■ Brief:
Output the full listing below exactly as it reads, and skip anything that is a picture.

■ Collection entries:
★ ★ ★ ★ ★
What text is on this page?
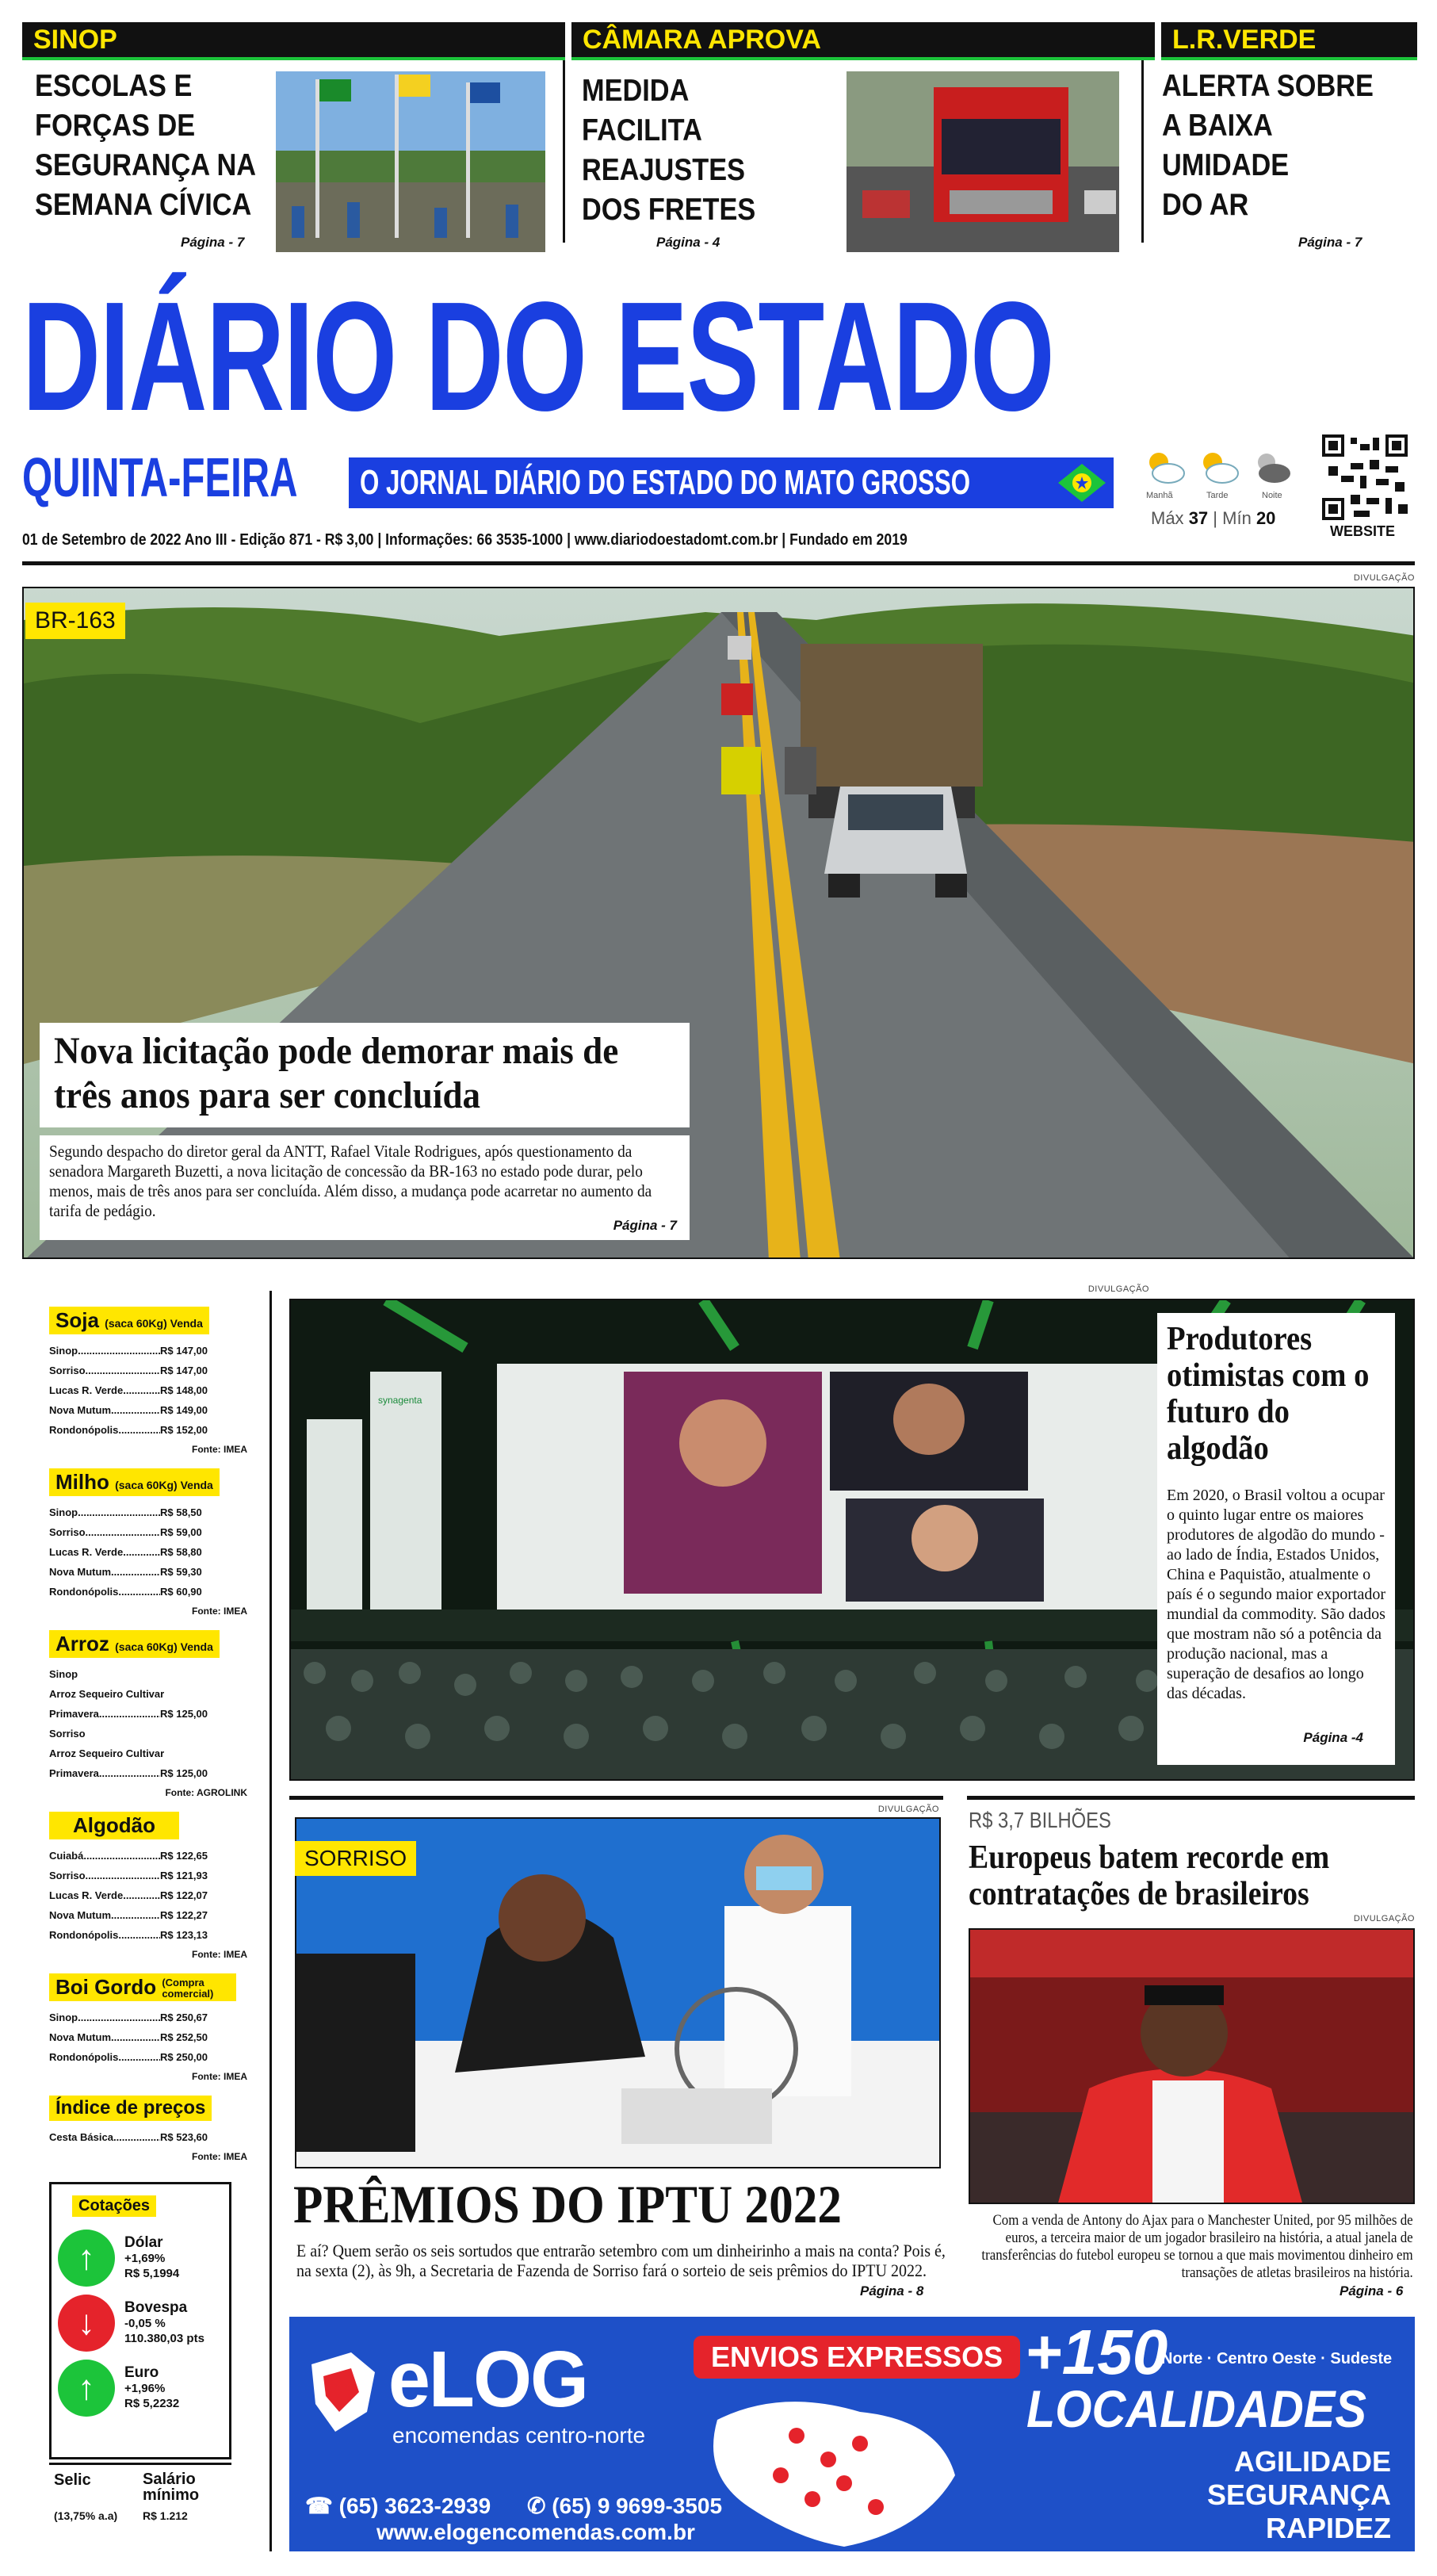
SINOP
ESCOLAS E
FORÇAS DE
SEGURANÇA NA
SEMANA CÍVICA
Página - 7
CÂMARA APROVA
MEDIDA
FACILITA
REAJUSTES
DOS FRETES
Página - 4
L.R.VERDE
ALERTA SOBRE
A BAIXA
UMIDADE
DO AR
Página - 7
DIÁRIO DO ESTADO
QUINTA-FEIRA O JORNAL DIÁRIO DO ESTADO DO MATO GROSSO
01 de Setembro de 2022 Ano III - Edição 871 - R$ 3,00 | Informações: 66 3535-1000 | www.diariodoestadomt.com.br | Fundado em 2019
Manhã	Tarde	Noite
Máx 37 | Mín 20
WEBSITE
DIVULGAÇÃO
BR-163
Nova licitação pode demorar mais de três anos para ser concluída
Segundo despacho do diretor geral da ANTT, Rafael Vitale Rodrigues, após questionamento da senadora Margareth Buzetti, a nova licitação de concessão da BR-163 no estado pode durar, pelo menos, mais de três anos para ser concluída. Além disso, a mudança pode acarretar no aumento da tarifa de pedágio.
Página - 7
Soja (saca 60Kg) Venda
Sinop .....	R$ 147,00
Sorriso .....	R$ 147,00
Lucas R. Verde .....	R$ 148,00
Nova Mutum .....	R$ 149,00
Rondonópolis .....	R$ 152,00
Fonte: IMEA
Milho (saca 60Kg) Venda
Sinop .....	R$ 58,50
Sorriso .....	R$ 59,00
Lucas R. Verde .....	R$ 58,80
Nova Mutum .....	R$ 59,30
Rondonópolis .....	R$ 60,90
Fonte: IMEA
Arroz (saca 60Kg) Venda
Sinop
Arroz Sequeiro Cultivar
Primavera .....	R$ 125,00
Sorriso
Arroz Sequeiro Cultivar
Primavera .....	R$ 125,00
Fonte: AGROLINK
Algodão
Cuiabá .....	R$ 122,65
Sorriso .....	R$ 121,93
Lucas R. Verde .....	R$ 122,07
Nova Mutum .....	R$ 122,27
Rondonópolis .....	R$ 123,13
Fonte: IMEA
Boi Gordo (Compra comercial)
Sinop .....	R$ 250,67
Nova Mutum .....	R$ 252,50
Rondonópolis .....	R$ 250,00
Fonte: IMEA
Índice de preços
Cesta Básica .....	R$ 523,60
Fonte: IMEA
Cotações
↑	Dólar
+1,69%
R$ 5,1994
↓	Bovespa
-0,05 %
110.380,03 pts
↑	Euro
+1,96%
R$ 5,2232
Selic
(13,75% a.a)
Salário mínimo
R$ 1.212
DIVULGAÇÃO
synagenta
Produtores otimistas com o futuro do algodão
Em 2020, o Brasil voltou a ocupar o quinto lugar entre os maiores produtores de algodão do mundo - ao lado de Índia, Estados Unidos, China e Paquistão, atualmente o país é o segundo maior exportador mundial da commodity. São dados que mostram não só a potência da produção nacional, mas a superação de desafios ao longo das décadas.
Página -4
DIVULGAÇÃO
SORRISO
PRÊMIOS DO IPTU 2022
E aí? Quem serão os seis sortudos que entrarão setembro com um dinheirinho a mais na conta? Pois é, na sexta (2), às 9h, a Secretaria de Fazenda de Sorriso fará o sorteio de seis prêmios do IPTU 2022.
Página - 8
R$ 3,7 BILHÕES
Europeus batem recorde em contratações de brasileiros
DIVULGAÇÃO
Com a venda de Antony do Ajax para o Manchester United, por 95 milhões de euros, a terceira maior de um jogador brasileiro na história, a atual janela de transferências do futebol europeu se tornou a que mais movimentou dinheiro em transações de atletas brasileiros na história.
Página - 6
eLOG
encomendas centro-norte
ENVIOS EXPRESSOS
☎ (65) 3623-2939 ✆ (65) 9 9699-3505
www.elogencomendas.com.br
+150
Norte · Centro Oeste · Sudeste
LOCALIDADES
AGILIDADE
SEGURANÇA
RAPIDEZ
★ ★ ★ ★ ★
■ Solution to this exercise:
What text is on this page?
SINOP
ESCOLAS E
FORÇAS DE
SEGURANÇA NA
SEMANA CÍVICA
Página - 7
CÂMARA APROVA
MEDIDA
FACILITA
REAJUSTES
DOS FRETES
Página - 4
L.R.VERDE
ALERTA SOBRE
A BAIXA
UMIDADE
DO AR
Página - 7
DIÁRIO DO ESTADO
QUINTA-FEIRA O JORNAL DIÁRIO DO ESTADO DO MATO GROSSO
01 de Setembro de 2022 Ano III - Edição 871 - R$ 3,00 | Informações: 66 3535-1000 | www.diariodoestadomt.com.br | Fundado em 2019
Manhã	Tarde	Noite
Máx 37 | Mín 20
WEBSITE
DIVULGAÇÃO
BR-163
Nova licitação pode demorar mais de três anos para ser concluída
Segundo despacho do diretor geral da ANTT, Rafael Vitale Rodrigues, após questionamento da senadora Margareth Buzetti, a nova licitação de concessão da BR-163 no estado pode durar, pelo menos, mais de três anos para ser concluída. Além disso, a mudança pode acarretar no aumento da tarifa de pedágio.
Página - 7
Soja (saca 60Kg) Venda
Sinop .....	R$ 147,00
Sorriso .....	R$ 147,00
Lucas R. Verde .....	R$ 148,00
Nova Mutum .....	R$ 149,00
Rondonópolis .....	R$ 152,00
Fonte: IMEA
Milho (saca 60Kg) Venda
Sinop .....	R$ 58,50
Sorriso .....	R$ 59,00
Lucas R. Verde .....	R$ 58,80
Nova Mutum .....	R$ 59,30
Rondonópolis .....	R$ 60,90
Fonte: IMEA
Arroz (saca 60Kg) Venda
Sinop
Arroz Sequeiro Cultivar
Primavera .....	R$ 125,00
Sorriso
Arroz Sequeiro Cultivar
Primavera .....	R$ 125,00
Fonte: AGROLINK
Algodão
Cuiabá .....	R$ 122,65
Sorriso .....	R$ 121,93
Lucas R. Verde .....	R$ 122,07
Nova Mutum .....	R$ 122,27
Rondonópolis .....	R$ 123,13
Fonte: IMEA
Boi Gordo (Compra comercial)
Sinop .....	R$ 250,67
Nova Mutum .....	R$ 252,50
Rondonópolis .....	R$ 250,00
Fonte: IMEA
Índice de preços
Cesta Básica .....	R$ 523,60
Fonte: IMEA
Cotações
↑	Dólar
+1,69%
R$ 5,1994
↓	Bovespa
-0,05 %
110.380,03 pts
↑	Euro
+1,96%
R$ 5,2232
Selic
(13,75% a.a)
Salário mínimo
R$ 1.212
DIVULGAÇÃO
synagenta
Produtores otimistas com o futuro do algodão
Em 2020, o Brasil voltou a ocupar o quinto lugar entre os maiores produtores de algodão do mundo - ao lado de Índia, Estados Unidos, China e Paquistão, atualmente o país é o segundo maior exportador mundial da commodity. São dados que mostram não só a potência da produção nacional, mas a superação de desafios ao longo das décadas.
Página -4
DIVULGAÇÃO
SORRISO
PRÊMIOS DO IPTU 2022
E aí? Quem serão os seis sortudos que entrarão setembro com um dinheirinho a mais na conta? Pois é, na sexta (2), às 9h, a Secretaria de Fazenda de Sorriso fará o sorteio de seis prêmios do IPTU 2022.
Página - 8
R$ 3,7 BILHÕES
Europeus batem recorde em contratações de brasileiros
DIVULGAÇÃO
Com a venda de Antony do Ajax para o Manchester United, por 95 milhões de euros, a terceira maior de um jogador brasileiro na história, a atual janela de transferências do futebol europeu se tornou a que mais movimentou dinheiro em transações de atletas brasileiros na história.
Página - 6
eLOG
encomendas centro-norte
ENVIOS EXPRESSOS
☎ (65) 3623-2939 ✆ (65) 9 9699-3505
www.elogencomendas.com.br
+150
Norte · Centro Oeste · Sudeste
LOCALIDADES
AGILIDADE
SEGURANÇA
RAPIDEZ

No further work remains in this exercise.